** Supplied data **
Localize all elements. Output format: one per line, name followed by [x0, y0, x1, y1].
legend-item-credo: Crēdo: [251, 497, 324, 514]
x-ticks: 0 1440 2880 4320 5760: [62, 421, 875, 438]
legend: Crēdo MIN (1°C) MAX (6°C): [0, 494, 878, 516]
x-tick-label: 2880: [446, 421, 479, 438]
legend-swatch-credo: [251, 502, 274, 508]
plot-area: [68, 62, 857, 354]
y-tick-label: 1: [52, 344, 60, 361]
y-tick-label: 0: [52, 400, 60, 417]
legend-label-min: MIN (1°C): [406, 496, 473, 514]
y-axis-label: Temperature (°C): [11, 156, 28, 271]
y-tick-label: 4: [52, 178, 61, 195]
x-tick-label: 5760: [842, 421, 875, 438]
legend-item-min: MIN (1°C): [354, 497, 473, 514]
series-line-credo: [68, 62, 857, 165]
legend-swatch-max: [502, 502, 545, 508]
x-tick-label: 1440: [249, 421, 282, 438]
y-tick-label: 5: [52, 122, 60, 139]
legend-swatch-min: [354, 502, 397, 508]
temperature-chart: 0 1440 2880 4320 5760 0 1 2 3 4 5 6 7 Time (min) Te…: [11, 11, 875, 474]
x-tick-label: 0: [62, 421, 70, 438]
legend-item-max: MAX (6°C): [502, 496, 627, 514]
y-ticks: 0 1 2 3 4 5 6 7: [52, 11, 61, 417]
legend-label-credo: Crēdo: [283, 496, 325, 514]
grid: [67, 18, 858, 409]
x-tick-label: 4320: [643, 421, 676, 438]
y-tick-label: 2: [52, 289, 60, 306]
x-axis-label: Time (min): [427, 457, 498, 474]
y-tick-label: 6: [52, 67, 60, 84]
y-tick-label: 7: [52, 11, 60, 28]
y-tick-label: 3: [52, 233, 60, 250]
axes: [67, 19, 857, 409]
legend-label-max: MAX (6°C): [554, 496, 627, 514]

** Task instructions **
Please copy out every one of the lines above, character for character, with nothing added or left out.

** Output of the task **
Localize all elements. Output format: one per line, name followed by [x0, y0, x1, y1].
legend-item-credo: Crēdo: [251, 497, 324, 514]
x-ticks: 0 1440 2880 4320 5760: [62, 421, 875, 438]
legend: Crēdo MIN (1°C) MAX (6°C): [0, 494, 878, 516]
x-tick-label: 2880: [446, 421, 479, 438]
legend-swatch-credo: [251, 502, 274, 508]
plot-area: [68, 62, 857, 354]
y-tick-label: 1: [52, 344, 60, 361]
y-tick-label: 0: [52, 400, 60, 417]
legend-label-min: MIN (1°C): [406, 496, 473, 514]
y-axis-label: Temperature (°C): [11, 156, 28, 271]
y-tick-label: 4: [52, 178, 61, 195]
x-tick-label: 5760: [842, 421, 875, 438]
legend-item-min: MIN (1°C): [354, 497, 473, 514]
series-line-credo: [68, 62, 857, 165]
legend-swatch-max: [502, 502, 545, 508]
x-tick-label: 1440: [249, 421, 282, 438]
y-tick-label: 5: [52, 122, 60, 139]
legend-swatch-min: [354, 502, 397, 508]
temperature-chart: 0 1440 2880 4320 5760 0 1 2 3 4 5 6 7 Time (min) Te…: [11, 11, 875, 474]
x-tick-label: 0: [62, 421, 70, 438]
legend-item-max: MAX (6°C): [502, 496, 627, 514]
y-ticks: 0 1 2 3 4 5 6 7: [52, 11, 61, 417]
legend-label-credo: Crēdo: [283, 496, 325, 514]
grid: [67, 18, 858, 409]
x-tick-label: 4320: [643, 421, 676, 438]
y-tick-label: 2: [52, 289, 60, 306]
x-axis-label: Time (min): [427, 457, 498, 474]
y-tick-label: 6: [52, 67, 60, 84]
y-tick-label: 7: [52, 11, 60, 28]
y-tick-label: 3: [52, 233, 60, 250]
axes: [67, 19, 857, 409]
legend-label-max: MAX (6°C): [554, 496, 627, 514]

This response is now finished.